# Required task
Could the lines from the one with "Convert this screenshot" through the end of the listing be restated exactly, with nothing else included?

# Entries shown

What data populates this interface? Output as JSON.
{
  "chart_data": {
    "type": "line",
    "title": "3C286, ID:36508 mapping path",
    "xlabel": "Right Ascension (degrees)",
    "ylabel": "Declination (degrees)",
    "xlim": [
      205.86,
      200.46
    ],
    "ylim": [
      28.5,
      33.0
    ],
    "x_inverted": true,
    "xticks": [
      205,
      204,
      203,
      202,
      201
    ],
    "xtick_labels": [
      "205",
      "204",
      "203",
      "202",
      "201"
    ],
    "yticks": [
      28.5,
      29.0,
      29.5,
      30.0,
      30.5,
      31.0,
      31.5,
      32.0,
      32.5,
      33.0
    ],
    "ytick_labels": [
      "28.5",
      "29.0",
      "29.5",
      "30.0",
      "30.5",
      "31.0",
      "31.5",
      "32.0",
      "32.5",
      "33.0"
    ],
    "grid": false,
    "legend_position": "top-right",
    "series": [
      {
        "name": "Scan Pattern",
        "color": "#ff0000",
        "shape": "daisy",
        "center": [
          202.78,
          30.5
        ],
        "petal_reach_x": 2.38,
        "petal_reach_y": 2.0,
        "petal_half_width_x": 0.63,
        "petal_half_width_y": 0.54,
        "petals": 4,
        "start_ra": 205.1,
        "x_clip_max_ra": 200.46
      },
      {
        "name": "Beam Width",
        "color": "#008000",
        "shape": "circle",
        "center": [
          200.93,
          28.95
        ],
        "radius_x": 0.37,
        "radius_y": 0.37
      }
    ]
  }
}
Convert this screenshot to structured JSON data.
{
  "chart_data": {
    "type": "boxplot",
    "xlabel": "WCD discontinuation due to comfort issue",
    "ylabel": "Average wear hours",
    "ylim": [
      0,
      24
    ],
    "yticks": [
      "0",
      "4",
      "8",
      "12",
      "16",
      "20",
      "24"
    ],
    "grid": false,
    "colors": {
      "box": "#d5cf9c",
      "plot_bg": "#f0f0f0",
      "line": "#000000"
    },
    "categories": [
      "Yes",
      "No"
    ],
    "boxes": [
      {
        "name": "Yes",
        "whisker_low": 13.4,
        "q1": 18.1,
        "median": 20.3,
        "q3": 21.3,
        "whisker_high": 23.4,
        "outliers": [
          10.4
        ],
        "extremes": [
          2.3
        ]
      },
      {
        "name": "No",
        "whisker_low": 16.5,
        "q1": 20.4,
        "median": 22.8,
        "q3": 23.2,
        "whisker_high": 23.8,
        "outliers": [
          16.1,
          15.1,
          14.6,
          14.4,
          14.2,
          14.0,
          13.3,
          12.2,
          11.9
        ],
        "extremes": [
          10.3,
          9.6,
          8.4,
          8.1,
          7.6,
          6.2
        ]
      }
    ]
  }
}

# Output of the task
Convert this screenshot to structured JSON data.
{
  "chart_data": {
    "type": "boxplot",
    "xlabel": "WCD discontinuation due to comfort issue",
    "ylabel": "Average wear hours",
    "ylim": [
      0,
      24
    ],
    "yticks": [
      "0",
      "4",
      "8",
      "12",
      "16",
      "20",
      "24"
    ],
    "grid": false,
    "colors": {
      "box": "#d5cf9c",
      "plot_bg": "#f0f0f0",
      "line": "#000000"
    },
    "categories": [
      "Yes",
      "No"
    ],
    "boxes": [
      {
        "name": "Yes",
        "whisker_low": 13.4,
        "q1": 18.1,
        "median": 20.3,
        "q3": 21.3,
        "whisker_high": 23.4,
        "outliers": [
          10.4
        ],
        "extremes": [
          2.3
        ]
      },
      {
        "name": "No",
        "whisker_low": 16.5,
        "q1": 20.4,
        "median": 22.8,
        "q3": 23.2,
        "whisker_high": 23.8,
        "outliers": [
          16.1,
          15.1,
          14.6,
          14.4,
          14.2,
          14.0,
          13.3,
          12.2,
          11.9
        ],
        "extremes": [
          10.3,
          9.6,
          8.4,
          8.1,
          7.6,
          6.2
        ]
      }
    ]
  }
}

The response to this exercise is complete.